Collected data

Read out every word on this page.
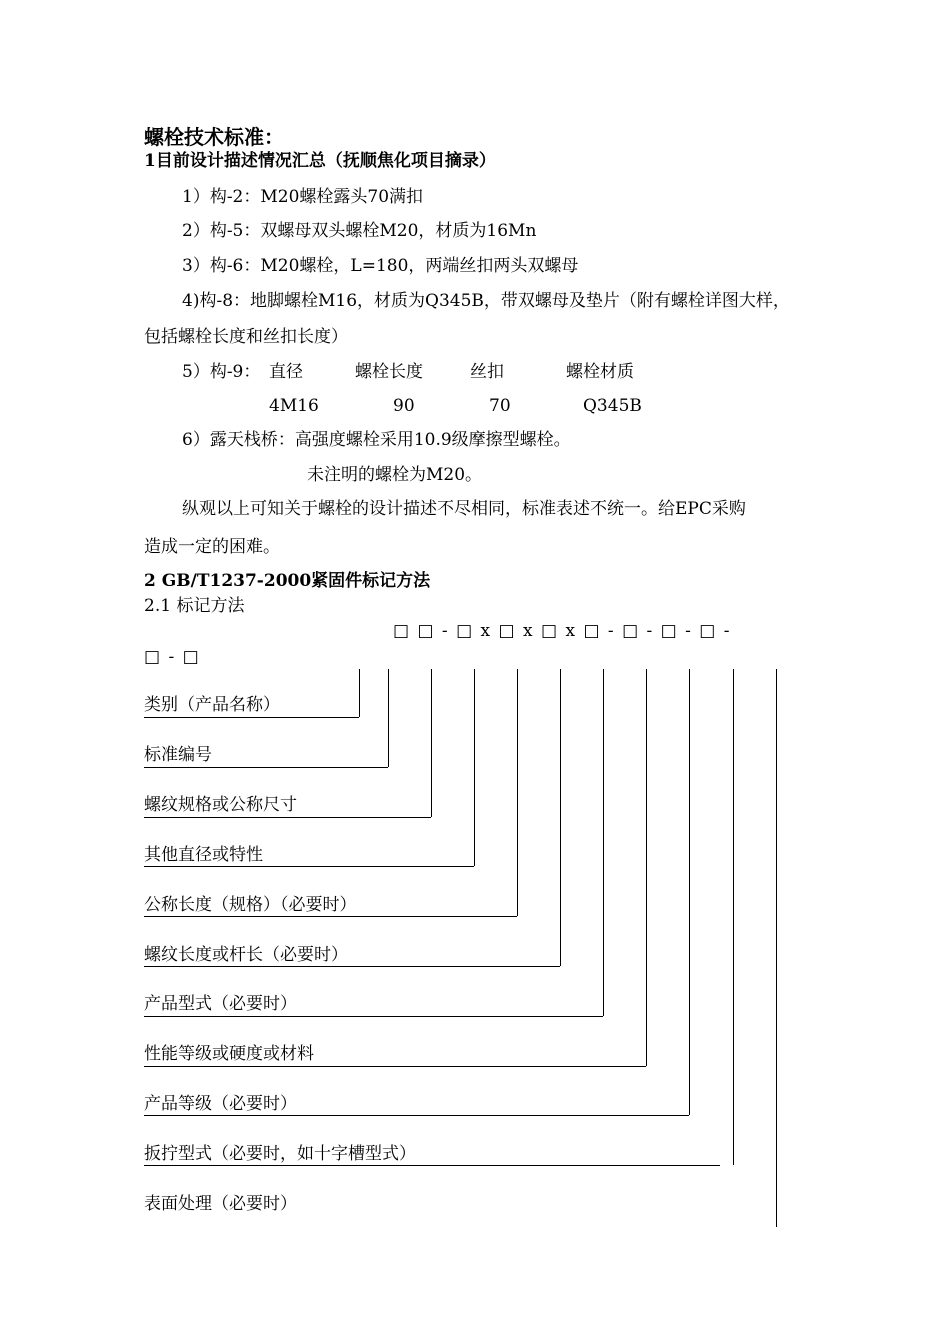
螺栓技术标准：
1目前设计描述情况汇总（抚顺焦化项目摘录）
1）构-2：M20螺栓露头70满扣
2）构-5：双螺母双头螺栓M20，材质为16Mn
3）构-6：M20螺栓，L=180，两端丝扣两头双螺母
4)构-8：地脚螺栓M16，材质为Q345B，带双螺母及垫片（附有螺栓详图大样，
包括螺栓长度和丝扣长度）
5）构-9： 直径	螺栓长度	丝扣	螺栓材质
4M16	90	70	Q345B
6）露天栈桥：高强度螺栓采用10.9级摩擦型螺栓。
未注明的螺栓为M20。
纵观以上可知关于螺栓的设计描述不尽相同，标准表述不统一。给EPC采购
造成一定的困难。
2 GB/T1237-2000紧固件标记方法
2.1 标记方法
□ □ - □ x □ x □ x □ - □ - □ - □ -
□ - □
类别（产品名称）
标准编号
螺纹规格或公称尺寸
其他直径或特性
公称长度（规格）（必要时）
螺纹长度或杆长（必要时）
产品型式（必要时）
性能等级或硬度或材料
产品等级（必要时）
扳拧型式（必要时，如十字槽型式）
表面处理（必要时）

*Set problem*. Each record above is to be restated exactly, with its pictures removed from the copy.

*The solution*.
Read out every word on this page.
螺栓技术标准：
1目前设计描述情况汇总（抚顺焦化项目摘录）
1）构-2：M20螺栓露头70满扣
2）构-5：双螺母双头螺栓M20，材质为16Mn
3）构-6：M20螺栓，L=180，两端丝扣两头双螺母
4)构-8：地脚螺栓M16，材质为Q345B，带双螺母及垫片（附有螺栓详图大样，
包括螺栓长度和丝扣长度）
5）构-9： 直径	螺栓长度	丝扣	螺栓材质
4M16	90	70	Q345B
6）露天栈桥：高强度螺栓采用10.9级摩擦型螺栓。
未注明的螺栓为M20。
纵观以上可知关于螺栓的设计描述不尽相同，标准表述不统一。给EPC采购
造成一定的困难。
2 GB/T1237-2000紧固件标记方法
2.1 标记方法
□ □ - □ x □ x □ x □ - □ - □ - □ -
□ - □
类别（产品名称）
标准编号
螺纹规格或公称尺寸
其他直径或特性
公称长度（规格）（必要时）
螺纹长度或杆长（必要时）
产品型式（必要时）
性能等级或硬度或材料
产品等级（必要时）
扳拧型式（必要时，如十字槽型式）
表面处理（必要时）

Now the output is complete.